====== EXERCISE INPUTS ======
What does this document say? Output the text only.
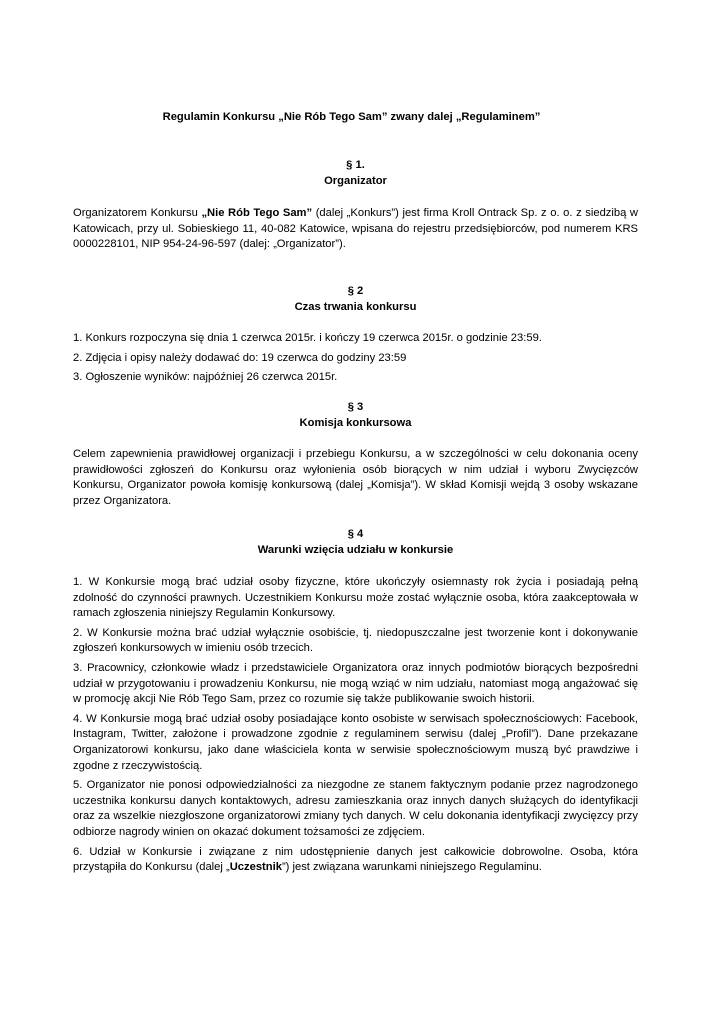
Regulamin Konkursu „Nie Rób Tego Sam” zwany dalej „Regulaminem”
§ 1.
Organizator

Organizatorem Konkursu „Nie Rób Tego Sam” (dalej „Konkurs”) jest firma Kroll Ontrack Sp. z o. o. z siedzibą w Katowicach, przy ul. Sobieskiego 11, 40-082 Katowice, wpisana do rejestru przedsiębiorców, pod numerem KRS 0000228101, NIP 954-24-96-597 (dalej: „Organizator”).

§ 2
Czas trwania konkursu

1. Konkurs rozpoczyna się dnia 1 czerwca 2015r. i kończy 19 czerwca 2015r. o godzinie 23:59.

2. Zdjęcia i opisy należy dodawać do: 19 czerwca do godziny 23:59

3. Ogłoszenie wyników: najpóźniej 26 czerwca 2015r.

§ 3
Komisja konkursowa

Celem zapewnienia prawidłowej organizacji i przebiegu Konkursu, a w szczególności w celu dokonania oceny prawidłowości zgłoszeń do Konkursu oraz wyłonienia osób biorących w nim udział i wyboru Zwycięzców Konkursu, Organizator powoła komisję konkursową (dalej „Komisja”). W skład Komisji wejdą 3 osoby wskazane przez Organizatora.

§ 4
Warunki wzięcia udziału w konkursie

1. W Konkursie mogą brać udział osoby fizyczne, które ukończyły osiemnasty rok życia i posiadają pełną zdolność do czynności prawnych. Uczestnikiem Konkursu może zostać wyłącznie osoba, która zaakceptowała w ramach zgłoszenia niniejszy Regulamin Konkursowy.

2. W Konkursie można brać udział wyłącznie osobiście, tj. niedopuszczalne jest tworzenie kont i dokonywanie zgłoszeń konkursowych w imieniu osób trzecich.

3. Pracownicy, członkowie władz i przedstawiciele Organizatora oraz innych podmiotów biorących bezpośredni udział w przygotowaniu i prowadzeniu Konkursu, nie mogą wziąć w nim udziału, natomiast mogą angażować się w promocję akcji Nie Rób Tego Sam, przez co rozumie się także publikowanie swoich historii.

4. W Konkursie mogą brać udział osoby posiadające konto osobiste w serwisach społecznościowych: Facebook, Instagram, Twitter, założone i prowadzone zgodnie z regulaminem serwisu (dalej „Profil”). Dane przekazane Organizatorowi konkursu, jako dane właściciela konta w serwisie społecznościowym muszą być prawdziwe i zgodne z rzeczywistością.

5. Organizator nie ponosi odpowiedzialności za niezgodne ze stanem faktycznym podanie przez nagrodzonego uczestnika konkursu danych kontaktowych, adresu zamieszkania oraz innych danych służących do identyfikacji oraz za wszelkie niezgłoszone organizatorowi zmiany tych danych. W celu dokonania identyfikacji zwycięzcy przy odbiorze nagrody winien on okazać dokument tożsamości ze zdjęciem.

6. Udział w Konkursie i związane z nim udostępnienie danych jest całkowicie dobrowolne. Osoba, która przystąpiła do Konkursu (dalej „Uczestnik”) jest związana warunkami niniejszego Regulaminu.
======
====== EXERCISE INPUTS ======
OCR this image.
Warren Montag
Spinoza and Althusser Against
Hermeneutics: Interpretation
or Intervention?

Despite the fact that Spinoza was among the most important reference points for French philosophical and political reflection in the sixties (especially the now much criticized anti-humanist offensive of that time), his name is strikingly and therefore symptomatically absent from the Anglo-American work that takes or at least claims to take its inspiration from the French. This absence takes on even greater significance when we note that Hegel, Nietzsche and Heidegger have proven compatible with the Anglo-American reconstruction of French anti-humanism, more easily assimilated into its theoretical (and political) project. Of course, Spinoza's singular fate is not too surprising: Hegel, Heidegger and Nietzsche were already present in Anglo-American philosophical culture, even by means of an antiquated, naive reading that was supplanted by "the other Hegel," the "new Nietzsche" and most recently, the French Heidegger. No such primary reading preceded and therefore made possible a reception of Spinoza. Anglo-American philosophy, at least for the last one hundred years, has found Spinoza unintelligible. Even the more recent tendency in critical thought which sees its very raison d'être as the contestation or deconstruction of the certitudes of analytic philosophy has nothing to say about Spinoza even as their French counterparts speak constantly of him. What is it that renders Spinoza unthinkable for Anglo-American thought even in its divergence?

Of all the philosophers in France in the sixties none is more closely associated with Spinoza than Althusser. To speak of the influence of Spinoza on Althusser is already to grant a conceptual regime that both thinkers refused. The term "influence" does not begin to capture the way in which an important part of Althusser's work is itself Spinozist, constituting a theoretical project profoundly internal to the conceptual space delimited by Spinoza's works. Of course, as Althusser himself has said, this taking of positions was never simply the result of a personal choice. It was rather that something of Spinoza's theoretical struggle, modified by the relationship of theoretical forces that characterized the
======
### BRIEF
From the listing, copy each line containing the word "osób".

### FULL ANSWER
Celem zapewnienia prawidłowej organizacji i przebiegu Konkursu, a w szczególności w celu dokonania oceny prawidłowości zgłoszeń do Konkursu oraz wyłonienia osób biorących w nim udział i wyboru Zwycięzców Konkursu, Organizator powoła komisję konkursową (dalej „Komisja”). W skład Komisji wejdą 3 osoby wskazane przez Organizatora.
2. W Konkursie można brać udział wyłącznie osobiście, tj. niedopuszczalne jest tworzenie kont i dokonywanie zgłoszeń konkursowych w imieniu osób trzecich.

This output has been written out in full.